Task directions: Reproduce the listing word for word. Skip any image.

Supplied data:
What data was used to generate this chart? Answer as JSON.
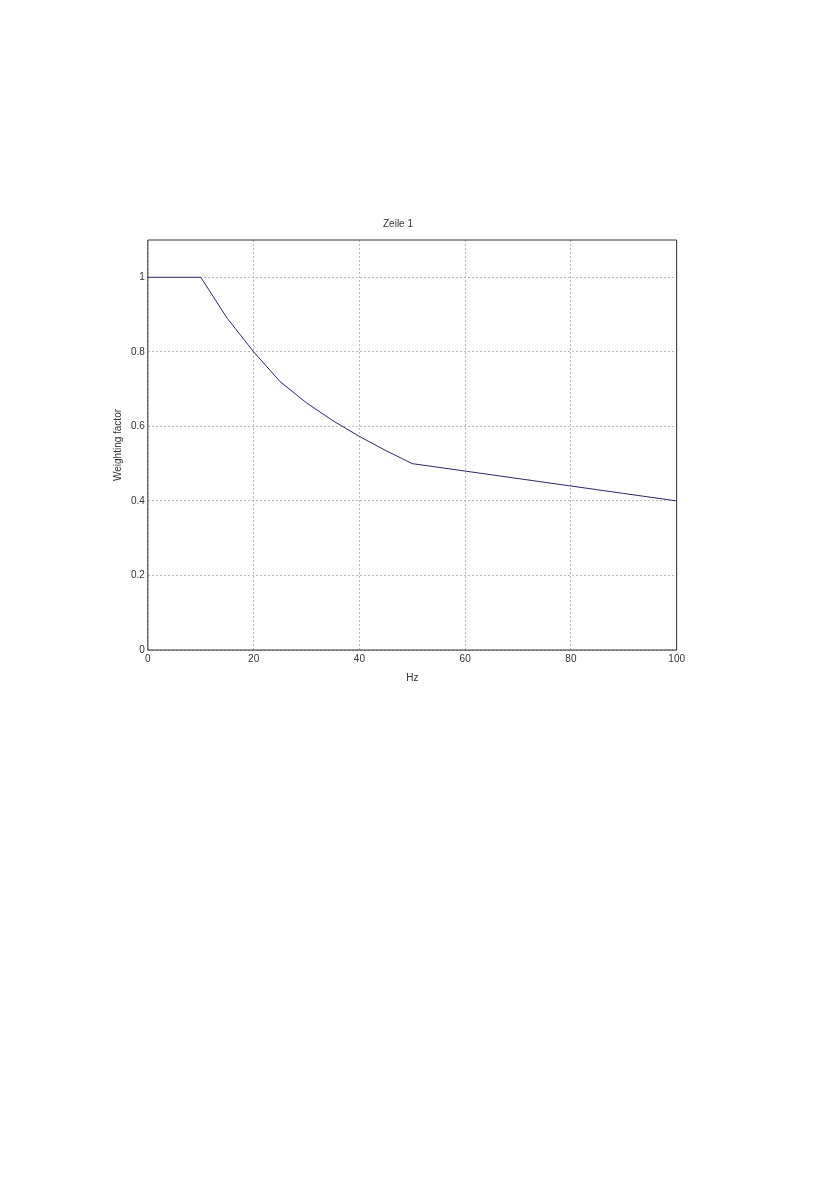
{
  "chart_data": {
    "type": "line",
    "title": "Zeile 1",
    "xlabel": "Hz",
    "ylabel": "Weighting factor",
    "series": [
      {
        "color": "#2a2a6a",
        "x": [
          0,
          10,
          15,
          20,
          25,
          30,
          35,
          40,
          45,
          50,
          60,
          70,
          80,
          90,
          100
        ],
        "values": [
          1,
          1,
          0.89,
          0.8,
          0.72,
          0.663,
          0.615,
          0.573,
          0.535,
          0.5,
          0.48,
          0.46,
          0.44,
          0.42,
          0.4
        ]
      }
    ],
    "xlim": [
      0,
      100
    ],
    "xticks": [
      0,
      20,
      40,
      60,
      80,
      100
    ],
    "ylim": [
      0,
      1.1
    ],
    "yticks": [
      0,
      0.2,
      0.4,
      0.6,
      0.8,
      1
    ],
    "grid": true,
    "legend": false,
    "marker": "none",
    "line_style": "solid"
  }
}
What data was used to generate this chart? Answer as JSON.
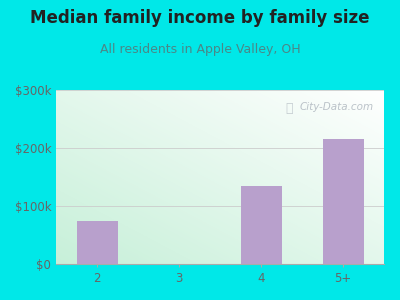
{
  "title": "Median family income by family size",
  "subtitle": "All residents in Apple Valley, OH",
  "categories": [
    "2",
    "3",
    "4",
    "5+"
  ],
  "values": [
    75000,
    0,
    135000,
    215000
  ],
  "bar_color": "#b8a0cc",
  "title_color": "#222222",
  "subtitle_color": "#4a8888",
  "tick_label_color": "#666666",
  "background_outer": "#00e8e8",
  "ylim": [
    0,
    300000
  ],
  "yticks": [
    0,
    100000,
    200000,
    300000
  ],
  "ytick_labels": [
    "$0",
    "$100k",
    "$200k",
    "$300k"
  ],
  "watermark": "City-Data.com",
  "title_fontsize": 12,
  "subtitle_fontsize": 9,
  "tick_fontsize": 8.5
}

The output:
What data was used to generate this chart? Answer as JSON.
{
  "chart_data": {
    "type": "line",
    "title": "Zeile 1",
    "xlabel": "Hz",
    "ylabel": "Weighting factor",
    "series": [
      {
        "color": "#2a2a6a",
        "x": [
          0,
          10,
          15,
          20,
          25,
          30,
          35,
          40,
          45,
          50,
          60,
          70,
          80,
          90,
          100
        ],
        "values": [
          1,
          1,
          0.89,
          0.8,
          0.72,
          0.663,
          0.615,
          0.573,
          0.535,
          0.5,
          0.48,
          0.46,
          0.44,
          0.42,
          0.4
        ]
      }
    ],
    "xlim": [
      0,
      100
    ],
    "xticks": [
      0,
      20,
      40,
      60,
      80,
      100
    ],
    "ylim": [
      0,
      1.1
    ],
    "yticks": [
      0,
      0.2,
      0.4,
      0.6,
      0.8,
      1
    ],
    "grid": true,
    "legend": false,
    "marker": "none",
    "line_style": "solid"
  }
}
What data was used to generate this chart? Answer as JSON.
{
  "title": "Median family income by family size",
  "subtitle": "All residents in Apple Valley, OH",
  "categories": [
    "2",
    "3",
    "4",
    "5+"
  ],
  "values": [
    75000,
    0,
    135000,
    215000
  ],
  "bar_color": "#b8a0cc",
  "title_color": "#222222",
  "subtitle_color": "#4a8888",
  "tick_label_color": "#666666",
  "background_outer": "#00e8e8",
  "ylim": [
    0,
    300000
  ],
  "yticks": [
    0,
    100000,
    200000,
    300000
  ],
  "ytick_labels": [
    "$0",
    "$100k",
    "$200k",
    "$300k"
  ],
  "watermark": "City-Data.com",
  "title_fontsize": 12,
  "subtitle_fontsize": 9,
  "tick_fontsize": 8.5
}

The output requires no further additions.